**Work instructions**
Make an exact copy of the records, dropping all pictures.
** Start of Record list **
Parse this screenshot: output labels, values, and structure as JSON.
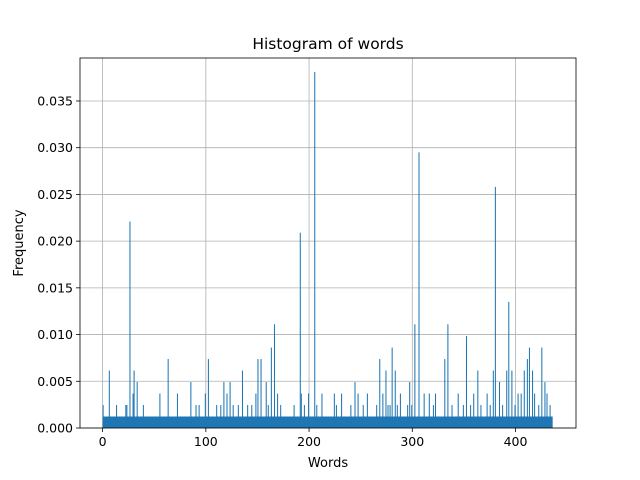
{
  "chart_data": {
    "type": "bar",
    "title": "Histogram of words",
    "xlabel": "Words",
    "ylabel": "Frequency",
    "xlim": [
      -21.9,
      458.6
    ],
    "ylim": [
      0,
      0.0396
    ],
    "grid": true,
    "bar_color": "#1f77b4",
    "x_ticks": [
      0,
      100,
      200,
      300,
      400
    ],
    "x_tick_labels": [
      "0",
      "100",
      "200",
      "300",
      "400"
    ],
    "y_ticks": [
      0.0,
      0.005,
      0.01,
      0.015,
      0.02,
      0.025,
      0.03,
      0.035
    ],
    "y_tick_labels": [
      "0.000",
      "0.005",
      "0.010",
      "0.015",
      "0.020",
      "0.025",
      "0.030",
      "0.035"
    ],
    "baseline": {
      "x_start": 0,
      "x_end": 436,
      "value": 0.00123
    },
    "x": [
      0,
      6,
      13,
      22,
      23,
      26,
      29,
      30,
      33,
      39,
      55,
      63,
      72,
      85,
      90,
      93,
      99,
      102,
      110,
      114,
      117,
      120,
      123,
      126,
      131,
      135,
      140,
      144,
      148,
      150,
      153,
      158,
      160,
      163,
      166,
      169,
      172,
      185,
      191,
      192,
      195,
      199,
      205,
      207,
      212,
      224,
      226,
      231,
      240,
      244,
      247,
      252,
      256,
      265,
      268,
      271,
      274,
      276,
      278,
      280,
      283,
      285,
      288,
      295,
      297,
      299,
      302,
      306,
      311,
      316,
      320,
      322,
      331,
      334,
      338,
      344,
      349,
      352,
      356,
      359,
      363,
      366,
      372,
      375,
      378,
      380,
      384,
      387,
      391,
      393,
      396,
      399,
      402,
      405,
      408,
      411,
      413,
      416,
      418,
      422,
      425,
      428,
      430,
      433
    ],
    "values": [
      0.00246,
      0.00615,
      0.00246,
      0.00246,
      0.00246,
      0.0221,
      0.00369,
      0.00615,
      0.00492,
      0.00246,
      0.00369,
      0.00738,
      0.00369,
      0.00492,
      0.00246,
      0.00246,
      0.00369,
      0.00738,
      0.00246,
      0.00246,
      0.00492,
      0.00369,
      0.00492,
      0.00246,
      0.00246,
      0.00615,
      0.00246,
      0.00246,
      0.00369,
      0.00738,
      0.00738,
      0.00492,
      0.00246,
      0.00861,
      0.0111,
      0.00369,
      0.00246,
      0.00246,
      0.0209,
      0.00369,
      0.00246,
      0.00369,
      0.0381,
      0.00246,
      0.00369,
      0.00369,
      0.00246,
      0.00369,
      0.00246,
      0.00492,
      0.00369,
      0.00246,
      0.00369,
      0.00246,
      0.00738,
      0.00369,
      0.00615,
      0.00246,
      0.00246,
      0.00861,
      0.00615,
      0.00246,
      0.00369,
      0.00246,
      0.00492,
      0.00246,
      0.0111,
      0.0295,
      0.00369,
      0.00369,
      0.00246,
      0.00369,
      0.00738,
      0.0111,
      0.00246,
      0.00369,
      0.00246,
      0.00984,
      0.00246,
      0.00369,
      0.00615,
      0.00246,
      0.00369,
      0.00246,
      0.00615,
      0.0258,
      0.00492,
      0.00246,
      0.00615,
      0.0135,
      0.00615,
      0.00246,
      0.00369,
      0.00369,
      0.00615,
      0.00738,
      0.00861,
      0.00615,
      0.00369,
      0.00246,
      0.00861,
      0.00492,
      0.00369,
      0.00246
    ]
  }
}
** End of Record list **
**The reply**
Parse this screenshot: output labels, values, and structure as JSON.
{
  "chart_data": {
    "type": "bar",
    "title": "Histogram of words",
    "xlabel": "Words",
    "ylabel": "Frequency",
    "xlim": [
      -21.9,
      458.6
    ],
    "ylim": [
      0,
      0.0396
    ],
    "grid": true,
    "bar_color": "#1f77b4",
    "x_ticks": [
      0,
      100,
      200,
      300,
      400
    ],
    "x_tick_labels": [
      "0",
      "100",
      "200",
      "300",
      "400"
    ],
    "y_ticks": [
      0.0,
      0.005,
      0.01,
      0.015,
      0.02,
      0.025,
      0.03,
      0.035
    ],
    "y_tick_labels": [
      "0.000",
      "0.005",
      "0.010",
      "0.015",
      "0.020",
      "0.025",
      "0.030",
      "0.035"
    ],
    "baseline": {
      "x_start": 0,
      "x_end": 436,
      "value": 0.00123
    },
    "x": [
      0,
      6,
      13,
      22,
      23,
      26,
      29,
      30,
      33,
      39,
      55,
      63,
      72,
      85,
      90,
      93,
      99,
      102,
      110,
      114,
      117,
      120,
      123,
      126,
      131,
      135,
      140,
      144,
      148,
      150,
      153,
      158,
      160,
      163,
      166,
      169,
      172,
      185,
      191,
      192,
      195,
      199,
      205,
      207,
      212,
      224,
      226,
      231,
      240,
      244,
      247,
      252,
      256,
      265,
      268,
      271,
      274,
      276,
      278,
      280,
      283,
      285,
      288,
      295,
      297,
      299,
      302,
      306,
      311,
      316,
      320,
      322,
      331,
      334,
      338,
      344,
      349,
      352,
      356,
      359,
      363,
      366,
      372,
      375,
      378,
      380,
      384,
      387,
      391,
      393,
      396,
      399,
      402,
      405,
      408,
      411,
      413,
      416,
      418,
      422,
      425,
      428,
      430,
      433
    ],
    "values": [
      0.00246,
      0.00615,
      0.00246,
      0.00246,
      0.00246,
      0.0221,
      0.00369,
      0.00615,
      0.00492,
      0.00246,
      0.00369,
      0.00738,
      0.00369,
      0.00492,
      0.00246,
      0.00246,
      0.00369,
      0.00738,
      0.00246,
      0.00246,
      0.00492,
      0.00369,
      0.00492,
      0.00246,
      0.00246,
      0.00615,
      0.00246,
      0.00246,
      0.00369,
      0.00738,
      0.00738,
      0.00492,
      0.00246,
      0.00861,
      0.0111,
      0.00369,
      0.00246,
      0.00246,
      0.0209,
      0.00369,
      0.00246,
      0.00369,
      0.0381,
      0.00246,
      0.00369,
      0.00369,
      0.00246,
      0.00369,
      0.00246,
      0.00492,
      0.00369,
      0.00246,
      0.00369,
      0.00246,
      0.00738,
      0.00369,
      0.00615,
      0.00246,
      0.00246,
      0.00861,
      0.00615,
      0.00246,
      0.00369,
      0.00246,
      0.00492,
      0.00246,
      0.0111,
      0.0295,
      0.00369,
      0.00369,
      0.00246,
      0.00369,
      0.00738,
      0.0111,
      0.00246,
      0.00369,
      0.00246,
      0.00984,
      0.00246,
      0.00369,
      0.00615,
      0.00246,
      0.00369,
      0.00246,
      0.00615,
      0.0258,
      0.00492,
      0.00246,
      0.00615,
      0.0135,
      0.00615,
      0.00246,
      0.00369,
      0.00369,
      0.00615,
      0.00738,
      0.00861,
      0.00615,
      0.00369,
      0.00246,
      0.00861,
      0.00492,
      0.00369,
      0.00246
    ]
  }
}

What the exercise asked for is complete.